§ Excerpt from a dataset
= = = = = = =
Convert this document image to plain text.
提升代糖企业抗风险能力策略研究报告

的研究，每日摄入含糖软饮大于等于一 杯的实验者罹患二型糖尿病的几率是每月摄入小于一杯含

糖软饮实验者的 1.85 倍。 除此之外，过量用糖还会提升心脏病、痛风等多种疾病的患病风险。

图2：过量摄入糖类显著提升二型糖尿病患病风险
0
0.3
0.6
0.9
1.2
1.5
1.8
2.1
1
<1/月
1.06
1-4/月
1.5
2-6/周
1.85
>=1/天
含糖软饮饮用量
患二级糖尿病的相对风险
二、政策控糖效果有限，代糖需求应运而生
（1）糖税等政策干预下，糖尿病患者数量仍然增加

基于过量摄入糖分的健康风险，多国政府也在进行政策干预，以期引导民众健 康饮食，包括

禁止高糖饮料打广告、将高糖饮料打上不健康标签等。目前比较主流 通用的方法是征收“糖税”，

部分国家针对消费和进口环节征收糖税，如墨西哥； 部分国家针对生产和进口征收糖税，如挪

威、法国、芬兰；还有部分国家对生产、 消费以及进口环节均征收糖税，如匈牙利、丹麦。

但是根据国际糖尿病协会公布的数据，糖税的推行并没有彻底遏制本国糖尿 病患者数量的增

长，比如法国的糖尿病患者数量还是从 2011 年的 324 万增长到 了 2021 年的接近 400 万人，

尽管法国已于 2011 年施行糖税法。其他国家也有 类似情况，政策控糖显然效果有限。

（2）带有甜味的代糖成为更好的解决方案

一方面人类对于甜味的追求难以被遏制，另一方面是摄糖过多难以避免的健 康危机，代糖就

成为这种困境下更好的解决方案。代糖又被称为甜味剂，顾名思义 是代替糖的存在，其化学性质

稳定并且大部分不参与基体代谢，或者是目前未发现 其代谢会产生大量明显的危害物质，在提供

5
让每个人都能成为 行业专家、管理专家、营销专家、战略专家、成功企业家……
= = = = = = =
§ Written task
Emit the full listing verbatim.

§ Output of the task
Convert this document image to plain text.
提升代糖企业抗风险能力策略研究报告

的研究，每日摄入含糖软饮大于等于一 杯的实验者罹患二型糖尿病的几率是每月摄入小于一杯含

糖软饮实验者的 1.85 倍。 除此之外，过量用糖还会提升心脏病、痛风等多种疾病的患病风险。

图2：过量摄入糖类显著提升二型糖尿病患病风险
0
0.3
0.6
0.9
1.2
1.5
1.8
2.1
1
<1/月
1.06
1-4/月
1.5
2-6/周
1.85
>=1/天
含糖软饮饮用量
患二级糖尿病的相对风险
二、政策控糖效果有限，代糖需求应运而生
（1）糖税等政策干预下，糖尿病患者数量仍然增加

基于过量摄入糖分的健康风险，多国政府也在进行政策干预，以期引导民众健 康饮食，包括

禁止高糖饮料打广告、将高糖饮料打上不健康标签等。目前比较主流 通用的方法是征收“糖税”，

部分国家针对消费和进口环节征收糖税，如墨西哥； 部分国家针对生产和进口征收糖税，如挪

威、法国、芬兰；还有部分国家对生产、 消费以及进口环节均征收糖税，如匈牙利、丹麦。

但是根据国际糖尿病协会公布的数据，糖税的推行并没有彻底遏制本国糖尿 病患者数量的增

长，比如法国的糖尿病患者数量还是从 2011 年的 324 万增长到 了 2021 年的接近 400 万人，

尽管法国已于 2011 年施行糖税法。其他国家也有 类似情况，政策控糖显然效果有限。

（2）带有甜味的代糖成为更好的解决方案

一方面人类对于甜味的追求难以被遏制，另一方面是摄糖过多难以避免的健 康危机，代糖就

成为这种困境下更好的解决方案。代糖又被称为甜味剂，顾名思义 是代替糖的存在，其化学性质

稳定并且大部分不参与基体代谢，或者是目前未发现 其代谢会产生大量明显的危害物质，在提供

5
让每个人都能成为 行业专家、管理专家、营销专家、战略专家、成功企业家……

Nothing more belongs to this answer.